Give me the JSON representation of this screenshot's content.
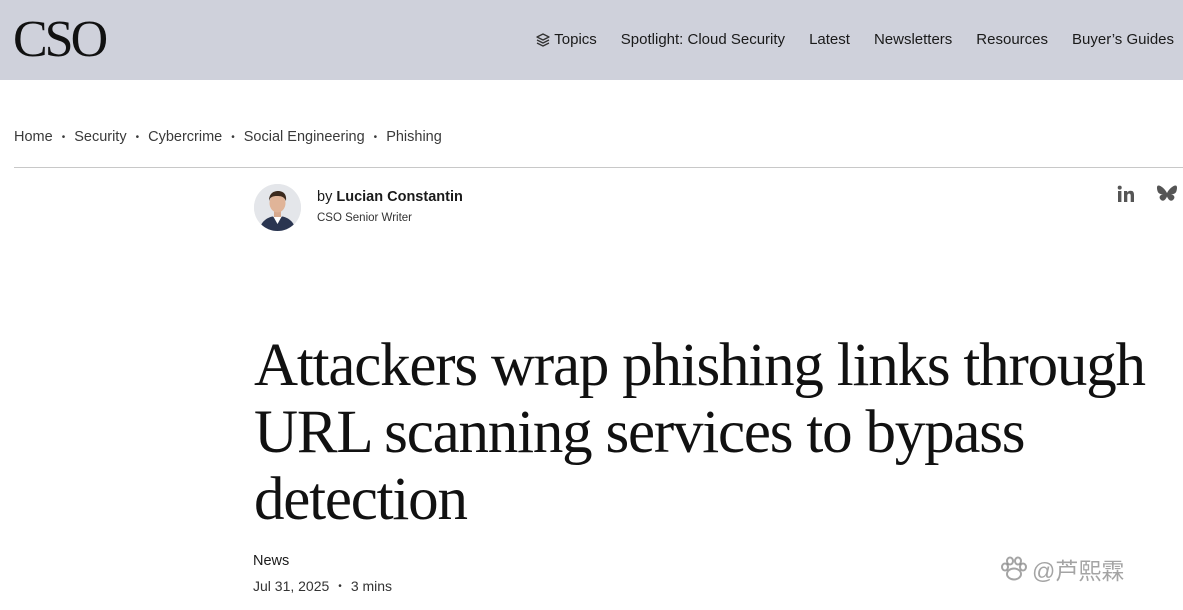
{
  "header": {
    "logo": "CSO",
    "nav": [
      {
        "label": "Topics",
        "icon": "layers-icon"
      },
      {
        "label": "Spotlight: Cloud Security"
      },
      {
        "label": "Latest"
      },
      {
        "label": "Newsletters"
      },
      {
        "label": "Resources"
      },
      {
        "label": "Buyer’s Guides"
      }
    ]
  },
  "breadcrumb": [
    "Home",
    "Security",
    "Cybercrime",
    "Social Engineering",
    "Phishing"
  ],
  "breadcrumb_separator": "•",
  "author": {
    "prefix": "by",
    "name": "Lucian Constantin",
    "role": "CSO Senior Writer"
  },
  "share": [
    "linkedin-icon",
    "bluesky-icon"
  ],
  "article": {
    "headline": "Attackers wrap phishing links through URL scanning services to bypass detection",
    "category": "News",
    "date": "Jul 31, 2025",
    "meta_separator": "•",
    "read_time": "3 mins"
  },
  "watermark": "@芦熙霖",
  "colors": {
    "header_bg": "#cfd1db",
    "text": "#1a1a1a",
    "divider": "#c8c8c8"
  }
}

■ EXERCISE TASK
Restate each line of the records exactly; pictures do not belong in the copy.

■ WORKED SOLUTION
Give me the JSON representation of this screenshot's content.
{
  "header": {
    "logo": "CSO",
    "nav": [
      {
        "label": "Topics",
        "icon": "layers-icon"
      },
      {
        "label": "Spotlight: Cloud Security"
      },
      {
        "label": "Latest"
      },
      {
        "label": "Newsletters"
      },
      {
        "label": "Resources"
      },
      {
        "label": "Buyer’s Guides"
      }
    ]
  },
  "breadcrumb": [
    "Home",
    "Security",
    "Cybercrime",
    "Social Engineering",
    "Phishing"
  ],
  "breadcrumb_separator": "•",
  "author": {
    "prefix": "by",
    "name": "Lucian Constantin",
    "role": "CSO Senior Writer"
  },
  "share": [
    "linkedin-icon",
    "bluesky-icon"
  ],
  "article": {
    "headline": "Attackers wrap phishing links through URL scanning services to bypass detection",
    "category": "News",
    "date": "Jul 31, 2025",
    "meta_separator": "•",
    "read_time": "3 mins"
  },
  "watermark": "@芦熙霖",
  "colors": {
    "header_bg": "#cfd1db",
    "text": "#1a1a1a",
    "divider": "#c8c8c8"
  }
}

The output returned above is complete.